**Challenge**
Copy each line of the records that contains the word "identité".

Excerpted records start

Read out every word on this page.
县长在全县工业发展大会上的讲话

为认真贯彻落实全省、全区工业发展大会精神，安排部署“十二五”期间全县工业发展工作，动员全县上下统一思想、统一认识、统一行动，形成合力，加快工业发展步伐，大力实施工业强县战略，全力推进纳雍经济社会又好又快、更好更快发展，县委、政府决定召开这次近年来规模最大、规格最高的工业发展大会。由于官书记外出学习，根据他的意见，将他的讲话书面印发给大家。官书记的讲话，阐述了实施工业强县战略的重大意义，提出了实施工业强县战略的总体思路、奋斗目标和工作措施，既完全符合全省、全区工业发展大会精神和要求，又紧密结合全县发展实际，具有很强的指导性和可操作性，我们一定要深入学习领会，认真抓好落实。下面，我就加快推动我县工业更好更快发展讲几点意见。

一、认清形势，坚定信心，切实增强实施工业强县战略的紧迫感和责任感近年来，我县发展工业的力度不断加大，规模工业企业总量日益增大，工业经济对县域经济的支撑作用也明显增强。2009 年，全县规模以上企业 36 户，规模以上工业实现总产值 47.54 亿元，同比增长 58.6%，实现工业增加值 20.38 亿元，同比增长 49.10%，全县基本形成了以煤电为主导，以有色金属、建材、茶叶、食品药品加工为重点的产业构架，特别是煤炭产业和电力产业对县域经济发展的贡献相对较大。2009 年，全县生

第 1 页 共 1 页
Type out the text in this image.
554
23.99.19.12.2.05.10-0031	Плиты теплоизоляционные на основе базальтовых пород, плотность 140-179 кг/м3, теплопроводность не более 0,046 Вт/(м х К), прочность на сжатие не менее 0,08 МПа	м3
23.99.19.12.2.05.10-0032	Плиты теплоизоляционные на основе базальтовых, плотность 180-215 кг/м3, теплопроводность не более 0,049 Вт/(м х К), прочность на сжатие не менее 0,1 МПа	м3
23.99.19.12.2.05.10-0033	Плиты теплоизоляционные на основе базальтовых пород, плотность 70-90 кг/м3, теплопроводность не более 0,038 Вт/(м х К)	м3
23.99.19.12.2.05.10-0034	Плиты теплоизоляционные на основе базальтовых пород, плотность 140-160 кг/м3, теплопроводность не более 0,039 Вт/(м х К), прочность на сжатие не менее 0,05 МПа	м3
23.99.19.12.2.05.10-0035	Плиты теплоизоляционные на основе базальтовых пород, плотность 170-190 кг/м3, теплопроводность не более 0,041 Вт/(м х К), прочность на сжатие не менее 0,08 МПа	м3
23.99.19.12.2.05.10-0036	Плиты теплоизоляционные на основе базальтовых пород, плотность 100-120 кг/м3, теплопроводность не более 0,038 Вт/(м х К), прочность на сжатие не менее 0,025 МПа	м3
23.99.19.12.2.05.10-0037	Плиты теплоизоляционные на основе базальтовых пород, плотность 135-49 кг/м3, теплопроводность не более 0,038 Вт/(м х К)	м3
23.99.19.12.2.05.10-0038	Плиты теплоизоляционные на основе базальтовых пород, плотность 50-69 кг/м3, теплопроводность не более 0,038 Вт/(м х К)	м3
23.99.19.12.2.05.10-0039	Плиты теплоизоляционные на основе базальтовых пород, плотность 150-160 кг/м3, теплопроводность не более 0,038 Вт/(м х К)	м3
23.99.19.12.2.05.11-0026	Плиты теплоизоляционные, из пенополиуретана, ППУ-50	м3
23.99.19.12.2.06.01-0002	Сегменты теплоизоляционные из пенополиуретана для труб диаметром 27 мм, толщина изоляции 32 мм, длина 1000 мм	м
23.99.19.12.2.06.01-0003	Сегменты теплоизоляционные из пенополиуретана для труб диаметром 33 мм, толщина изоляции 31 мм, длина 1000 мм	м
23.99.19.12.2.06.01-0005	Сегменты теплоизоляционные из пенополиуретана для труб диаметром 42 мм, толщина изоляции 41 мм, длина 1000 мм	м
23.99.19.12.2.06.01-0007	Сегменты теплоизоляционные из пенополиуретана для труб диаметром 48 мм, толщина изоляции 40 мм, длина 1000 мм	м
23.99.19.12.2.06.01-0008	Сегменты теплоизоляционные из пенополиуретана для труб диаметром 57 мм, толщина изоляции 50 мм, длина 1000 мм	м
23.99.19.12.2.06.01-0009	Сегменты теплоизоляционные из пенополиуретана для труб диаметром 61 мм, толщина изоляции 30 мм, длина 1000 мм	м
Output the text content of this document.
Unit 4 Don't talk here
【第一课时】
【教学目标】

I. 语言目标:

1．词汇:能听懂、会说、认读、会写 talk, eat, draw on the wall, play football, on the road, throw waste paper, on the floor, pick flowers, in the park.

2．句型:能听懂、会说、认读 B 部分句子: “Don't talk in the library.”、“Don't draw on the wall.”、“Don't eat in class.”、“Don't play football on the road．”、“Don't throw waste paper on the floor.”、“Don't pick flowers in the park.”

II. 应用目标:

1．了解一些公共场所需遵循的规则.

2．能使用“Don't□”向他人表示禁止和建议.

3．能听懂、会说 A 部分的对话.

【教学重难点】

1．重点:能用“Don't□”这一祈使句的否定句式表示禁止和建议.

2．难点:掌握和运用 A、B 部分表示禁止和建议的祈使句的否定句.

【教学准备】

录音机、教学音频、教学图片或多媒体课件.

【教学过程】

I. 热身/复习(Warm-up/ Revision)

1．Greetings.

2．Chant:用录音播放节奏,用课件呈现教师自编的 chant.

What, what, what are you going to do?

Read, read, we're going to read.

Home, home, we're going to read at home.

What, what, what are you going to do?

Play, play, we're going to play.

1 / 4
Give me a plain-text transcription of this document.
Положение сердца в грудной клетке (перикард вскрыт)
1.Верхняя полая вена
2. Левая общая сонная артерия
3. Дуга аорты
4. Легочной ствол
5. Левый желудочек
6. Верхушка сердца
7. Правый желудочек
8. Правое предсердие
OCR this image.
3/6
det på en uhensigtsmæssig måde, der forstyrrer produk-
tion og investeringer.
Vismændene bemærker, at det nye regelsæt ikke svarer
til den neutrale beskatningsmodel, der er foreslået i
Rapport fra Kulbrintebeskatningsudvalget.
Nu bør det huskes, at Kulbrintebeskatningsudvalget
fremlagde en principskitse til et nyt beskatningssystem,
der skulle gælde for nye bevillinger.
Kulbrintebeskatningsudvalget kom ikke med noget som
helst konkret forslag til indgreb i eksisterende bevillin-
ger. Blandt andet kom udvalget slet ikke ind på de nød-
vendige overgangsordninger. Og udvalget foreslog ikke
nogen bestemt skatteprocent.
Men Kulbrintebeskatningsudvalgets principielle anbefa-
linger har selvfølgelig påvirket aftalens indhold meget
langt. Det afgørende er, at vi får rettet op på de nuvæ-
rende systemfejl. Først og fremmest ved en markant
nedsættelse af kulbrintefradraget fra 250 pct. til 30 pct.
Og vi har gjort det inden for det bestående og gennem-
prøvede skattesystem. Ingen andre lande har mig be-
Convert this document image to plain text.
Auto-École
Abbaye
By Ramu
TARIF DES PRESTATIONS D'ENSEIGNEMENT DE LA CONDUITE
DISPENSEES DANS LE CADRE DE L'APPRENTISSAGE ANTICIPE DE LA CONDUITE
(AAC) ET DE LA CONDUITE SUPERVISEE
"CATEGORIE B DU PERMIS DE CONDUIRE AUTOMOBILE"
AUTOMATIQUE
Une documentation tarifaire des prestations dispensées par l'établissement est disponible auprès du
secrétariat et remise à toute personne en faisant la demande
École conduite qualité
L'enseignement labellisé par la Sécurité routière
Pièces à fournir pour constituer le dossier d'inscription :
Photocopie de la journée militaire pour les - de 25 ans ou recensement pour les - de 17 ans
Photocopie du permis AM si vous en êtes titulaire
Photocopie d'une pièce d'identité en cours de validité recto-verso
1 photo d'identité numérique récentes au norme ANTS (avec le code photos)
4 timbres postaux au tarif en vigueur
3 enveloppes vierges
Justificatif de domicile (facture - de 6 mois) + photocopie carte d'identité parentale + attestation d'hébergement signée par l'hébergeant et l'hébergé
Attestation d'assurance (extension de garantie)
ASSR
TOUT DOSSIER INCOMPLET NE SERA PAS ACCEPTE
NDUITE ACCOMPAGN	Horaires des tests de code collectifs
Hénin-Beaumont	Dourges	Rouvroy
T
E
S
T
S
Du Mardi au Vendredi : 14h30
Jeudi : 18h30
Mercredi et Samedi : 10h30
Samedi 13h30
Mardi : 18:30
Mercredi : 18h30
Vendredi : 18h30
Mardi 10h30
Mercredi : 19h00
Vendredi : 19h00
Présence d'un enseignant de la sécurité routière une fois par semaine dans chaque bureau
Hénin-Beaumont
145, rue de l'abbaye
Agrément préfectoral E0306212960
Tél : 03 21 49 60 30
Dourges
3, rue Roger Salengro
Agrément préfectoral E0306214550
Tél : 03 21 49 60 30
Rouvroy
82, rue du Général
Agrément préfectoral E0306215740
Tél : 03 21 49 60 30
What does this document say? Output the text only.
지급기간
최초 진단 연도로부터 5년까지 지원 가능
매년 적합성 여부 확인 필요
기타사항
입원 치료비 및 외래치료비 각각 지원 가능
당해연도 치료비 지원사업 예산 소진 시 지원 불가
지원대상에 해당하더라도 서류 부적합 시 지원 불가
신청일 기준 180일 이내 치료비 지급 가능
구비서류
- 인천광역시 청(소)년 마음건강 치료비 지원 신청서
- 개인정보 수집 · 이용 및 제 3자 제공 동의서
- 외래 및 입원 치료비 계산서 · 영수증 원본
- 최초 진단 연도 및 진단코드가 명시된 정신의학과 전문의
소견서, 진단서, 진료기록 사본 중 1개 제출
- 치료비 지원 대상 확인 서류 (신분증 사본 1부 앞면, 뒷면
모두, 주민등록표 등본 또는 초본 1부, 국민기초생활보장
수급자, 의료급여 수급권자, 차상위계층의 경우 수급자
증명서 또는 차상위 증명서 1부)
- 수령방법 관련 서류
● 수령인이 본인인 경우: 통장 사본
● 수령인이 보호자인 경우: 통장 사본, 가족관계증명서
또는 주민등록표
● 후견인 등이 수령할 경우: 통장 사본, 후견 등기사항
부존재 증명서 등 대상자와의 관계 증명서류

Excerpted records end

**Result of this task**
Photocopie d'une pièce d'identité en cours de validité recto-verso
1 photo d'identité numérique récentes au norme ANTS (avec le code photos)
Justificatif de domicile (facture - de 6 mois) + photocopie carte d'identité parentale + attestation d'hébergement signée par l'hébergeant et l'hébergé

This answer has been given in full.